* **Your instructions**: Tally the lines in the listing below that include "text". Answer with the count and nothing more.

----

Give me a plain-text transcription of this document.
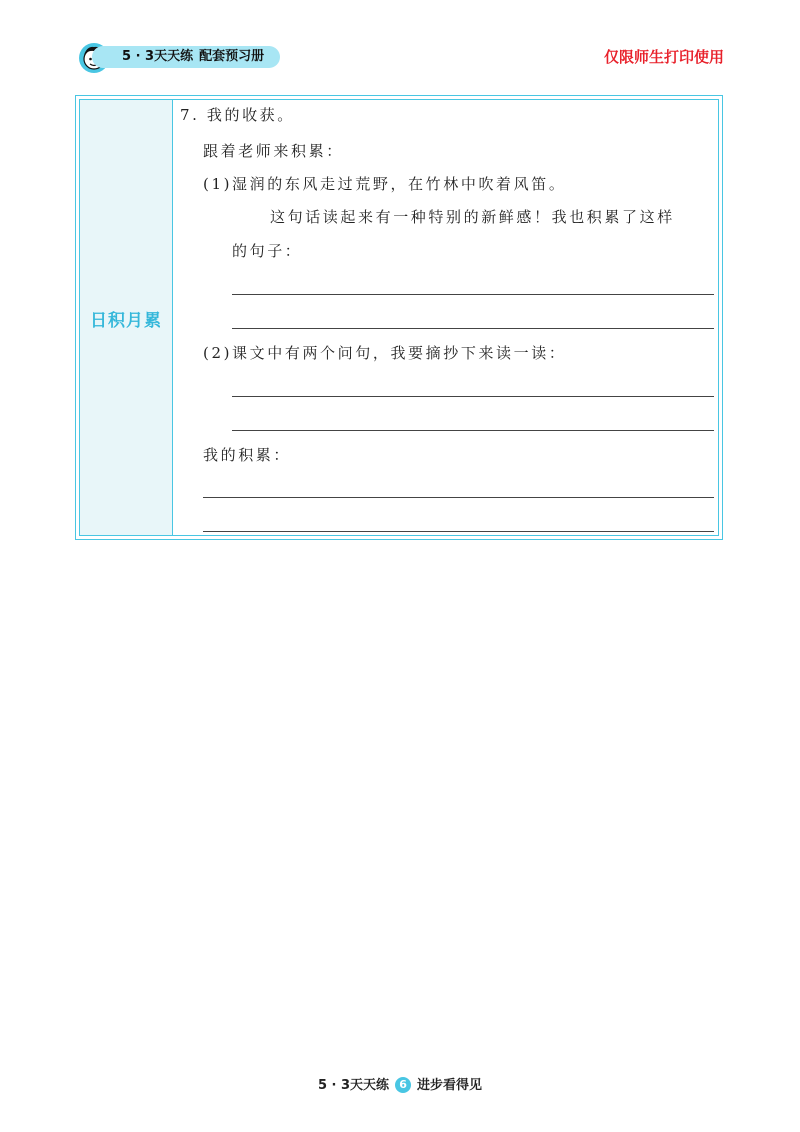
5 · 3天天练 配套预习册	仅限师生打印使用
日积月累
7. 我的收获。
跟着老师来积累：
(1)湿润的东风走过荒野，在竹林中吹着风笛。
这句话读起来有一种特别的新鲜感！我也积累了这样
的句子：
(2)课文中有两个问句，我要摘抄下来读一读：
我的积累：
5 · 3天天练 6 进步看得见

----

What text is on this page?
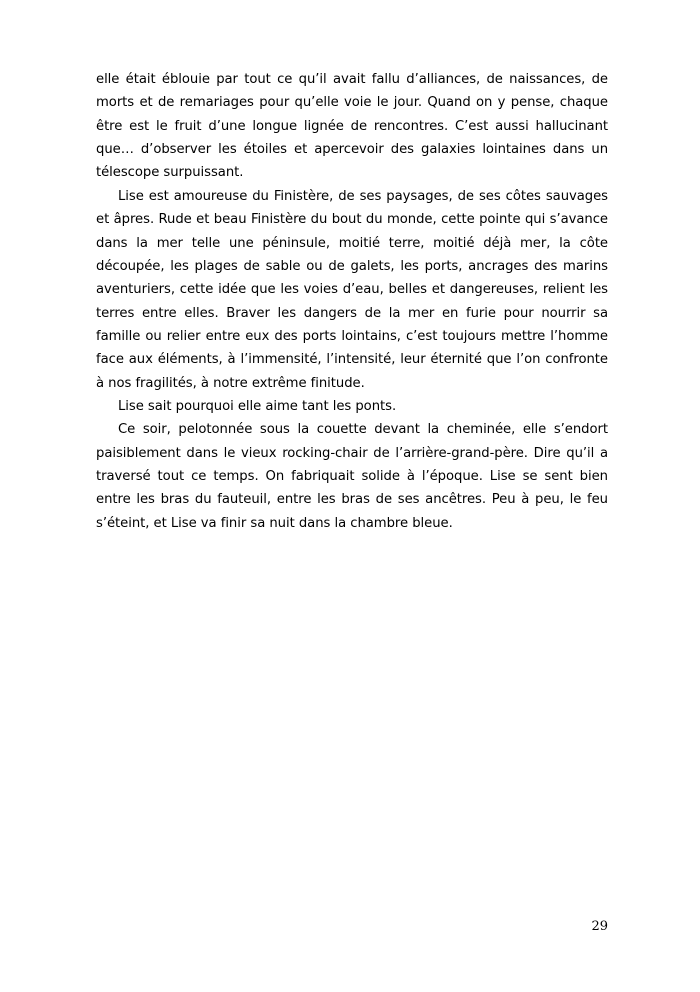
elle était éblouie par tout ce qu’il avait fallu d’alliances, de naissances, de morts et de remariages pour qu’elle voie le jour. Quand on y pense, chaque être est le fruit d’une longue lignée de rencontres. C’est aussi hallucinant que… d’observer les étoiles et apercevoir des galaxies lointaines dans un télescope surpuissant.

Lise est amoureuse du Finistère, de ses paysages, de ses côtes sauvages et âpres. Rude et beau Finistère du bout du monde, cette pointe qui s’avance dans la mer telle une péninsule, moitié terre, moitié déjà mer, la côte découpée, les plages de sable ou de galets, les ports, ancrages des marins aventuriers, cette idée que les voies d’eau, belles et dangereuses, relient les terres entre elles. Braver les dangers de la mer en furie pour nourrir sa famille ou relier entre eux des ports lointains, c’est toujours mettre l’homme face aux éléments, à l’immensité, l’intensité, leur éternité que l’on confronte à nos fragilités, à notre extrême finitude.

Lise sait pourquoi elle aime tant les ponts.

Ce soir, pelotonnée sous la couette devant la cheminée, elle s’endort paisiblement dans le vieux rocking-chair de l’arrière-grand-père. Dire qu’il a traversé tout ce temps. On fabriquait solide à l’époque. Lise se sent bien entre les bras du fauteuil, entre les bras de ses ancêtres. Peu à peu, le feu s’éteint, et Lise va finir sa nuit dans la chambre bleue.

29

----

* **Completed task**: 2